### Given information ###

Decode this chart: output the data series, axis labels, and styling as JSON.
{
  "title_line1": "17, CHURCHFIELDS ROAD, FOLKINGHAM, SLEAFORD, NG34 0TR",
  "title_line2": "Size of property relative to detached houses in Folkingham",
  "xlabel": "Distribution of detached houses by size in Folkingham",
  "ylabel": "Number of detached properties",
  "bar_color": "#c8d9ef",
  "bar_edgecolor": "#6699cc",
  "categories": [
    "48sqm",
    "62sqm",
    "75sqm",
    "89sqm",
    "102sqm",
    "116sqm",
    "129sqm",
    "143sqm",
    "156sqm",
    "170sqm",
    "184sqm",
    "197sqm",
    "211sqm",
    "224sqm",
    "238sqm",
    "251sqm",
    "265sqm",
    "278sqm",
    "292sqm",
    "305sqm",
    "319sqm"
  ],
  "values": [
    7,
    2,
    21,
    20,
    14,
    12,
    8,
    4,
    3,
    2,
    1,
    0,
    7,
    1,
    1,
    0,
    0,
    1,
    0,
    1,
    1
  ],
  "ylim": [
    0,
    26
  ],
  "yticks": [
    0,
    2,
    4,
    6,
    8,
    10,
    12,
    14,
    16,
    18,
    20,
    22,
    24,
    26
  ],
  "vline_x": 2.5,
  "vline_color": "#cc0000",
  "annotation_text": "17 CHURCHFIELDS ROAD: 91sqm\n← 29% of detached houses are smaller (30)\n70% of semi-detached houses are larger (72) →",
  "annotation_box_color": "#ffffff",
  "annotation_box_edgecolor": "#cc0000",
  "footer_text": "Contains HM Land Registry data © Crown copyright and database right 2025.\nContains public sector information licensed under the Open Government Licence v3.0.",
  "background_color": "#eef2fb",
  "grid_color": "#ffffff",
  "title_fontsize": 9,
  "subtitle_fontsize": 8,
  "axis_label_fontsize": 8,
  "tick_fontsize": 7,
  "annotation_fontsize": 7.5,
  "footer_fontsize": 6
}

###
### Given information ###

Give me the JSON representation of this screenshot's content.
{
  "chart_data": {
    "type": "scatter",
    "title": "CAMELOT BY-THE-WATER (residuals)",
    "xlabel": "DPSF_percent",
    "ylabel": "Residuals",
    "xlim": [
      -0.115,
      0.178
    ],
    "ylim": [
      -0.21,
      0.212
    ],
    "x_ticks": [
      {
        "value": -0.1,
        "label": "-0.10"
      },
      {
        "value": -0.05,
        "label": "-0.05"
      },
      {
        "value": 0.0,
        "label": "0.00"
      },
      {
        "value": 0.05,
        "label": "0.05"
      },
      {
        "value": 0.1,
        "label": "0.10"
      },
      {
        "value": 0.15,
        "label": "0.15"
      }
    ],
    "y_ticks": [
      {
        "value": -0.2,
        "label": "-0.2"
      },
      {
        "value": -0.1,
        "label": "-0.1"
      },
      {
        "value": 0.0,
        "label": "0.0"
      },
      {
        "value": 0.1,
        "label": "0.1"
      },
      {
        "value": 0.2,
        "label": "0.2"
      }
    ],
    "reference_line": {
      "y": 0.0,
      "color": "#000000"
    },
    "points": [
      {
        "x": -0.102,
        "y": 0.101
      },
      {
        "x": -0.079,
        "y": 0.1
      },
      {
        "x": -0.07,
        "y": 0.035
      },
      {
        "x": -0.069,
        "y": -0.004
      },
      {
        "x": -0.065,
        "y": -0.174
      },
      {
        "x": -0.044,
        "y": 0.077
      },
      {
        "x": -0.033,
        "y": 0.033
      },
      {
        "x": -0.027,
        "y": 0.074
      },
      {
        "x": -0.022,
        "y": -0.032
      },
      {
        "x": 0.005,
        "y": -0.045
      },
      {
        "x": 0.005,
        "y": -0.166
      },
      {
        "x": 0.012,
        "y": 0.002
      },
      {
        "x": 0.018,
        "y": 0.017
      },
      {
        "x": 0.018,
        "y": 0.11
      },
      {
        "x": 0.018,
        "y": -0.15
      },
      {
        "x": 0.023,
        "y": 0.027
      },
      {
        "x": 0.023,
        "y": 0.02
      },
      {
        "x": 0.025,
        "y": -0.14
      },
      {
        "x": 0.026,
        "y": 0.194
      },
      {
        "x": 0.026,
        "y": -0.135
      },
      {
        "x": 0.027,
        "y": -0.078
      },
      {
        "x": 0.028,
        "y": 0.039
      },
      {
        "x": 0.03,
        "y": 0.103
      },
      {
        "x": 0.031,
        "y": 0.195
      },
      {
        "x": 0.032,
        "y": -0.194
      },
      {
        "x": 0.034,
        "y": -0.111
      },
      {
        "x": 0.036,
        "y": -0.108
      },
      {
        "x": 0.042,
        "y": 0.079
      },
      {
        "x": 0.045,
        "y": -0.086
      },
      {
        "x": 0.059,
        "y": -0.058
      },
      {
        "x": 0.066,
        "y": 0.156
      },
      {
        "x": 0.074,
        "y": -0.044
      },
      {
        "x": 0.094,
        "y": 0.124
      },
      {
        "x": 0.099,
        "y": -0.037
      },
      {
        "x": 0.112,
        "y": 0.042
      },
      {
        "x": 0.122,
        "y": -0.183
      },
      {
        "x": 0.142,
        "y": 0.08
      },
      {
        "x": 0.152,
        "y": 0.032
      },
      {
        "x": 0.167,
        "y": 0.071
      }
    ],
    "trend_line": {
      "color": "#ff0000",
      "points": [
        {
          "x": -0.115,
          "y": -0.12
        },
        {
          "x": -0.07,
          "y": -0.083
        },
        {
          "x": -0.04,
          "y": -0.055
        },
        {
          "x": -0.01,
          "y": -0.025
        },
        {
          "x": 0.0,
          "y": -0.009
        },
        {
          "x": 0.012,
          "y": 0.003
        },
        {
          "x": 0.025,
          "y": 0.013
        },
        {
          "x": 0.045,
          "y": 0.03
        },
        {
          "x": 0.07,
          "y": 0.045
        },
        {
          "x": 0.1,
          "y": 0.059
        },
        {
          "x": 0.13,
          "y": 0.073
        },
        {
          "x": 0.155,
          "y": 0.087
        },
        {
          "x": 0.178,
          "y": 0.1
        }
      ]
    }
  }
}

###
### Given information ###

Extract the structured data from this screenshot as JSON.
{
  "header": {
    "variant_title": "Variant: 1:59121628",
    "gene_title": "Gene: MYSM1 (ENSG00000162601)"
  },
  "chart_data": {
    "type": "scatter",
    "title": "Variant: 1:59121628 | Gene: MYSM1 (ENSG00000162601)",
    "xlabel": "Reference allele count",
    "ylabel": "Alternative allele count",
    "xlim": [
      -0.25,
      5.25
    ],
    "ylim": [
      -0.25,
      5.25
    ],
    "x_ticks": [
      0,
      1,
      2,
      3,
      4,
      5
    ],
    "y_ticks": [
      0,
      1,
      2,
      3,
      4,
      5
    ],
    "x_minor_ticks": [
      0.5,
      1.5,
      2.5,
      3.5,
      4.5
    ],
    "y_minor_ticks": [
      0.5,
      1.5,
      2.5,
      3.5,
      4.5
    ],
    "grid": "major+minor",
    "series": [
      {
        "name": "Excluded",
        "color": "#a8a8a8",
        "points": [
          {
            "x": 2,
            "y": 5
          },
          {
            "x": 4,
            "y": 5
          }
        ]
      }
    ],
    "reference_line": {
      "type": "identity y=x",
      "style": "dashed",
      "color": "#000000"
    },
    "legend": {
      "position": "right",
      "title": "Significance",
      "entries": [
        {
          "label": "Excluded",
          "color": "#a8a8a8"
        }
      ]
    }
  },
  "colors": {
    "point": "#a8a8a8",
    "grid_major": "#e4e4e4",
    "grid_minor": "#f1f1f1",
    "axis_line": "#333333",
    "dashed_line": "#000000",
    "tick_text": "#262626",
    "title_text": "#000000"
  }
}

###

**Challenge**
Tally the lines in this data that hold the word "JSON" and state only the count.

**Exercise result**
3